# Request
Please set out every line of the entries below as a Markdown table with the columns Row and Line, numbering the rows and skipping blank lines. Leave the pictures out of the table.

──────── Items ────────

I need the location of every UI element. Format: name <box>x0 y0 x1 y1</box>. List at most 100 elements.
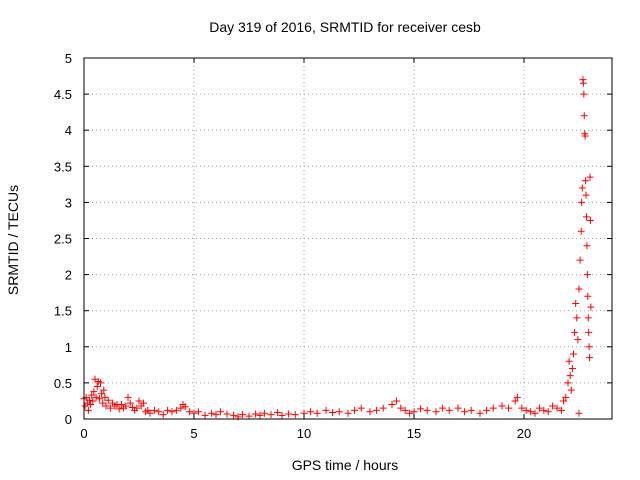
data-point <box>164 406 172 414</box>
data-point <box>155 408 163 416</box>
data-point <box>582 191 590 199</box>
data-point <box>454 404 462 412</box>
data-point <box>406 409 414 417</box>
data-point <box>531 409 539 417</box>
y-tick-label: 4 <box>65 123 72 138</box>
data-point <box>313 409 321 417</box>
data-point <box>518 404 526 412</box>
data-point <box>498 402 506 410</box>
data-point <box>511 397 519 405</box>
data-point <box>201 411 209 419</box>
data-point <box>582 213 590 221</box>
data-point <box>549 402 557 410</box>
data-point <box>388 401 396 409</box>
data-point <box>586 173 594 181</box>
data-point <box>522 406 530 414</box>
data-point <box>100 386 108 394</box>
data-point <box>578 184 586 192</box>
data-point <box>577 227 585 235</box>
data-point <box>238 411 246 419</box>
data-point <box>417 405 425 413</box>
data-point <box>432 408 440 416</box>
data-point <box>584 292 592 300</box>
data-point <box>564 379 572 387</box>
data-point <box>579 79 587 87</box>
x-tick-label: 10 <box>297 426 311 441</box>
data-point <box>570 350 577 358</box>
data-point <box>208 409 216 417</box>
data-point <box>392 397 400 405</box>
x-tick-label: 5 <box>190 426 197 441</box>
y-tick-label: 2.5 <box>54 232 72 247</box>
data-point <box>87 401 95 409</box>
data-point <box>230 411 238 419</box>
data-point <box>102 402 110 410</box>
data-point <box>565 357 573 365</box>
data-point <box>567 386 575 394</box>
data-point <box>513 393 521 401</box>
data-point <box>344 409 352 417</box>
data-point <box>540 406 548 414</box>
data-point <box>115 405 123 413</box>
y-axis-label: SRMTID / TECUs <box>5 185 21 295</box>
data-point <box>168 408 176 416</box>
data-point <box>357 404 365 412</box>
data-point <box>88 391 96 399</box>
data-point <box>439 404 447 412</box>
data-point <box>126 399 134 407</box>
data-point <box>557 406 565 414</box>
data-point <box>181 403 189 411</box>
data-point <box>274 409 282 417</box>
data-point <box>322 406 330 414</box>
data-point <box>566 372 574 380</box>
x-axis-label: GPS time / hours <box>292 457 399 473</box>
data-point <box>98 390 106 398</box>
data-point <box>90 388 98 396</box>
grid <box>84 58 612 419</box>
data-point <box>86 396 93 404</box>
data-point <box>587 303 595 311</box>
y-tick-label: 5 <box>65 51 72 66</box>
data-point <box>117 401 125 409</box>
data-point <box>97 379 104 387</box>
data-point <box>568 364 576 372</box>
data-point <box>580 112 588 120</box>
data-point <box>527 408 535 416</box>
data-point <box>586 354 594 362</box>
data-point <box>93 383 101 391</box>
y-tick-label: 1 <box>65 340 72 355</box>
x-tick-label: 0 <box>80 426 87 441</box>
data-point <box>177 404 185 412</box>
data-point <box>560 397 568 405</box>
data-point <box>578 198 586 206</box>
data-point <box>146 409 154 417</box>
data-point <box>351 406 359 414</box>
y-tick-label: 0.5 <box>54 376 72 391</box>
data-point <box>574 336 582 344</box>
y-tick-label: 0 <box>65 412 72 427</box>
data-point <box>576 256 584 264</box>
data-point <box>585 343 593 351</box>
data-point <box>505 404 513 412</box>
data-point <box>329 409 337 417</box>
y-tick-label: 4.5 <box>54 87 72 102</box>
data-point <box>571 328 579 336</box>
data-point <box>307 408 315 416</box>
data-point <box>150 406 158 414</box>
data-point <box>84 406 92 414</box>
data-point <box>216 408 224 416</box>
data-point <box>194 408 202 416</box>
data-point <box>99 399 107 407</box>
data-point <box>104 396 112 404</box>
data-point <box>133 404 141 412</box>
data-point <box>278 411 286 419</box>
y-tick-label: 3 <box>65 195 72 210</box>
x-tick-label: 15 <box>407 426 421 441</box>
data-point <box>260 409 268 417</box>
data-point <box>467 406 475 414</box>
data-point <box>562 393 570 401</box>
data-point <box>95 395 103 403</box>
data-point <box>544 408 552 416</box>
data-point <box>423 406 431 414</box>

────────

# Expected answer
| Row | Line |
|---|---|
| 1 | I need the location of every UI element. Format: name <box>x0 y0 x1 y1</box>. List at most 100 elements. |
| 2 | data-point <box>164 406 172 414</box> |
| 3 | data-point <box>155 408 163 416</box> |
| 4 | data-point <box>582 191 590 199</box> |
| 5 | data-point <box>454 404 462 412</box> |
| 6 | data-point <box>406 409 414 417</box> |
| 7 | data-point <box>531 409 539 417</box> |
| 8 | y-tick-label: 4 <box>65 123 72 138</box> |
| 9 | data-point <box>313 409 321 417</box> |
| 10 | data-point <box>518 404 526 412</box> |
| 11 | data-point <box>498 402 506 410</box> |
| 12 | data-point <box>511 397 519 405</box> |
| 13 | data-point <box>201 411 209 419</box> |
| 14 | data-point <box>582 213 590 221</box> |
| 15 | data-point <box>549 402 557 410</box> |
| 16 | data-point <box>388 401 396 409</box> |
| 17 | data-point <box>586 173 594 181</box> |
| 18 | data-point <box>522 406 530 414</box> |
| 19 | data-point <box>100 386 108 394</box> |
| 20 | data-point <box>578 184 586 192</box> |
| 21 | data-point <box>577 227 585 235</box> |
| 22 | data-point <box>238 411 246 419</box> |
| 23 | data-point <box>417 405 425 413</box> |
| 24 | data-point <box>432 408 440 416</box> |
| 25 | data-point <box>584 292 592 300</box> |
| 26 | data-point <box>564 379 572 387</box> |
| 27 | data-point <box>579 79 587 87</box> |
| 28 | x-tick-label: 10 <box>297 426 311 441</box> |
| 29 | data-point <box>570 350 577 358</box> |
| 30 | data-point <box>208 409 216 417</box> |
| 31 | data-point <box>392 397 400 405</box> |
| 32 | x-tick-label: 5 <box>190 426 197 441</box> |
| 33 | y-tick-label: 2.5 <box>54 232 72 247</box> |
| 34 | data-point <box>87 401 95 409</box> |
| 35 | data-point <box>230 411 238 419</box> |
| 36 | data-point <box>102 402 110 410</box> |
| 37 | data-point <box>565 357 573 365</box> |
| 38 | data-point <box>567 386 575 394</box> |
| 39 | data-point <box>513 393 521 401</box> |
| 40 | data-point <box>344 409 352 417</box> |
| 41 | data-point <box>540 406 548 414</box> |
| 42 | data-point <box>115 405 123 413</box> |
| 43 | y-axis-label: SRMTID / TECUs <box>5 185 21 295</box> |
| 44 | data-point <box>168 408 176 416</box> |
| 45 | data-point <box>357 404 365 412</box> |
| 46 | data-point <box>88 391 96 399</box> |
| 47 | data-point <box>439 404 447 412</box> |
| 48 | data-point <box>126 399 134 407</box> |
| 49 | data-point <box>557 406 565 414</box> |
| 50 | data-point <box>181 403 189 411</box> |
| 51 | data-point <box>274 409 282 417</box> |
| 52 | data-point <box>322 406 330 414</box> |
| 53 | data-point <box>566 372 574 380</box> |
| 54 | x-axis-label: GPS time / hours <box>292 457 399 473</box> |
| 55 | data-point <box>98 390 106 398</box> |
| 56 | data-point <box>90 388 98 396</box> |
| 57 | grid <box>84 58 612 419</box> |
| 58 | data-point <box>86 396 93 404</box> |
| 59 | data-point <box>587 303 595 311</box> |
| 60 | y-tick-label: 5 <box>65 51 72 66</box> |
| 61 | data-point <box>117 401 125 409</box> |
| 62 | data-point <box>97 379 104 387</box> |
| 63 | data-point <box>568 364 576 372</box> |
| 64 | data-point <box>580 112 588 120</box> |
| 65 | data-point <box>527 408 535 416</box> |
| 66 | data-point <box>586 354 594 362</box> |
| 67 | data-point <box>93 383 101 391</box> |
| 68 | y-tick-label: 1 <box>65 340 72 355</box> |
| 69 | x-tick-label: 0 <box>80 426 87 441</box> |
| 70 | data-point <box>177 404 185 412</box> |
| 71 | data-point <box>560 397 568 405</box> |
| 72 | data-point <box>578 198 586 206</box> |
| 73 | data-point <box>146 409 154 417</box> |
| 74 | data-point <box>351 406 359 414</box> |
| 75 | y-tick-label: 0.5 <box>54 376 72 391</box> |
| 76 | data-point <box>574 336 582 344</box> |
| 77 | y-tick-label: 0 <box>65 412 72 427</box> |
| 78 | data-point <box>576 256 584 264</box> |
| 79 | data-point <box>585 343 593 351</box> |
| 80 | data-point <box>505 404 513 412</box> |
| 81 | data-point <box>329 409 337 417</box> |
| 82 | y-tick-label: 4.5 <box>54 87 72 102</box> |
| 83 | data-point <box>571 328 579 336</box> |
| 84 | data-point <box>307 408 315 416</box> |
| 85 | data-point <box>150 406 158 414</box> |
| 86 | data-point <box>84 406 92 414</box> |
| 87 | data-point <box>216 408 224 416</box> |
| 88 | data-point <box>194 408 202 416</box> |
| 89 | data-point <box>99 399 107 407</box> |
| 90 | data-point <box>104 396 112 404</box> |
| 91 | data-point <box>133 404 141 412</box> |
| 92 | data-point <box>278 411 286 419</box> |
| 93 | y-tick-label: 3 <box>65 195 72 210</box> |
| 94 | x-tick-label: 15 <box>407 426 421 441</box> |
| 95 | data-point <box>260 409 268 417</box> |
| 96 | data-point <box>467 406 475 414</box> |
| 97 | data-point <box>562 393 570 401</box> |
| 98 | data-point <box>95 395 103 403</box> |
| 99 | data-point <box>544 408 552 416</box> |
| 100 | data-point <box>423 406 431 414</box> |